GIVEN RECORDS>
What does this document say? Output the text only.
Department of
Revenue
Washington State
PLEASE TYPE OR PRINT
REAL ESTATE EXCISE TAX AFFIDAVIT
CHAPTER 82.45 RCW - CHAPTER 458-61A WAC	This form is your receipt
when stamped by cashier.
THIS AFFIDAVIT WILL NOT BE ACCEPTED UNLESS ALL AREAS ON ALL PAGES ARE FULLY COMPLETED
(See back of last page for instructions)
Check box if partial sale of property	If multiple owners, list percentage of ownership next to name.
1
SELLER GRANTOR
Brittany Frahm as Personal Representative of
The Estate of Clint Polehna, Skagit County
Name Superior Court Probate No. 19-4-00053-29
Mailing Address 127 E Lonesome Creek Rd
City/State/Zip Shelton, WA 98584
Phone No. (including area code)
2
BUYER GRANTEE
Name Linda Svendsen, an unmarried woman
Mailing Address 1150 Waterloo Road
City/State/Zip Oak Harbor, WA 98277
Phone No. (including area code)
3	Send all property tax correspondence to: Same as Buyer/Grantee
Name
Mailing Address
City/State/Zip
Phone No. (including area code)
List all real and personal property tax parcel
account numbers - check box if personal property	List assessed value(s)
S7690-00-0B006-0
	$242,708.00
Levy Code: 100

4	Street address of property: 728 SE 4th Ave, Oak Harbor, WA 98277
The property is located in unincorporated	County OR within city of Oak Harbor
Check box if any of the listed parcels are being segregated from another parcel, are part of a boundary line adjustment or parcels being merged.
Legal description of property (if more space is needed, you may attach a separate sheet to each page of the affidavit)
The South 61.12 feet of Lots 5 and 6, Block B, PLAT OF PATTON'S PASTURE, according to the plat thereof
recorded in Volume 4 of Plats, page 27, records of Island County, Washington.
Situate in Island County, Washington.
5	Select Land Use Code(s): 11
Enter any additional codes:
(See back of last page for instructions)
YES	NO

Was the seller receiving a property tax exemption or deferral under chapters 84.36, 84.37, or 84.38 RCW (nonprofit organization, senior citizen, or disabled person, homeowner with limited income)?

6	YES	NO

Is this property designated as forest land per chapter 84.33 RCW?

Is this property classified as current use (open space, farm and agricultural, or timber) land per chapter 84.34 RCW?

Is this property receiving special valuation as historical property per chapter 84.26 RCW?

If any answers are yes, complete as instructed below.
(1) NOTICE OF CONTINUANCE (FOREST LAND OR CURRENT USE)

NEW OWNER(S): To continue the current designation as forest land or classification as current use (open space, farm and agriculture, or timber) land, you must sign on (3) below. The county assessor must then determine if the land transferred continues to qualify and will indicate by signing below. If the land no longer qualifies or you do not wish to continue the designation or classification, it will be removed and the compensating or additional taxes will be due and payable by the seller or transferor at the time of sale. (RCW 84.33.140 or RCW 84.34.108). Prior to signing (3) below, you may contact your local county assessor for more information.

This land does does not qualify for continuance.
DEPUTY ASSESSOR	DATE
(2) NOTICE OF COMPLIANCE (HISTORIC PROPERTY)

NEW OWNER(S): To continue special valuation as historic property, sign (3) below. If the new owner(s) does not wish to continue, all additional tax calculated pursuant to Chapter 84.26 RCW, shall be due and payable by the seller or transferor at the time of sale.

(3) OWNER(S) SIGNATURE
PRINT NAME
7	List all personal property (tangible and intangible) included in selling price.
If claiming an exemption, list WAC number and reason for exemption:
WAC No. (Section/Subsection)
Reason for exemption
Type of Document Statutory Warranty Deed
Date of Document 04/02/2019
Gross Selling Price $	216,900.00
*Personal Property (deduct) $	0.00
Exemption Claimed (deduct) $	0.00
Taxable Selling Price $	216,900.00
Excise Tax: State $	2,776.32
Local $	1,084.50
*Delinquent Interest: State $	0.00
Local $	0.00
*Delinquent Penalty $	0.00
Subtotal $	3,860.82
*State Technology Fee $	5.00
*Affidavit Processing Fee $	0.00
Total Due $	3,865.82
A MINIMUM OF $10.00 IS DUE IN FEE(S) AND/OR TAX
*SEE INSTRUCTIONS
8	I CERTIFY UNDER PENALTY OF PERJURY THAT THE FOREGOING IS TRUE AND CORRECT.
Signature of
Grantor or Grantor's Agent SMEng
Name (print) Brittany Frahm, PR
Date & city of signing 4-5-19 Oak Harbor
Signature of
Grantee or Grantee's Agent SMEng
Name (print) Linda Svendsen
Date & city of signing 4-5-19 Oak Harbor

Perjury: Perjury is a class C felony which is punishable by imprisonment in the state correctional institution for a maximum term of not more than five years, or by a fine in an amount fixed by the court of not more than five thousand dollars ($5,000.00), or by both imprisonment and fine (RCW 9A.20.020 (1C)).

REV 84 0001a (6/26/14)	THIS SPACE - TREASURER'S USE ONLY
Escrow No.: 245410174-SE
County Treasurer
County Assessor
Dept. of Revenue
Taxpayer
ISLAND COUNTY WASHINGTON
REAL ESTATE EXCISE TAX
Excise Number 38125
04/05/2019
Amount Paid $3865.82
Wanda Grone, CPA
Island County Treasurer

--

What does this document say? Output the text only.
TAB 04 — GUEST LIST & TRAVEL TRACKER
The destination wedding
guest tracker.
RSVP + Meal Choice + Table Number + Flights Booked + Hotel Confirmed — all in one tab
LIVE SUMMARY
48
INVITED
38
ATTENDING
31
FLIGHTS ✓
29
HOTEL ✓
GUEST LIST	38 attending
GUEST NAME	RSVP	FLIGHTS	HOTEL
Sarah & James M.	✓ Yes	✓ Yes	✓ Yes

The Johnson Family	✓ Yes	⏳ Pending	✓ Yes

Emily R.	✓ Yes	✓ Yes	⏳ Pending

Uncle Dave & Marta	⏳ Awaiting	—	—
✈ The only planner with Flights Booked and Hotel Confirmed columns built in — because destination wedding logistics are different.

EXERCISE DIRECTIONS>
Show each line in the entries that holds the string "parcel".

TASK OUTPUT>
List all real and personal property tax parcel
Check box if any of the listed parcels are being segregated from another parcel, are part of a boundary line adjustment or parcels being merged.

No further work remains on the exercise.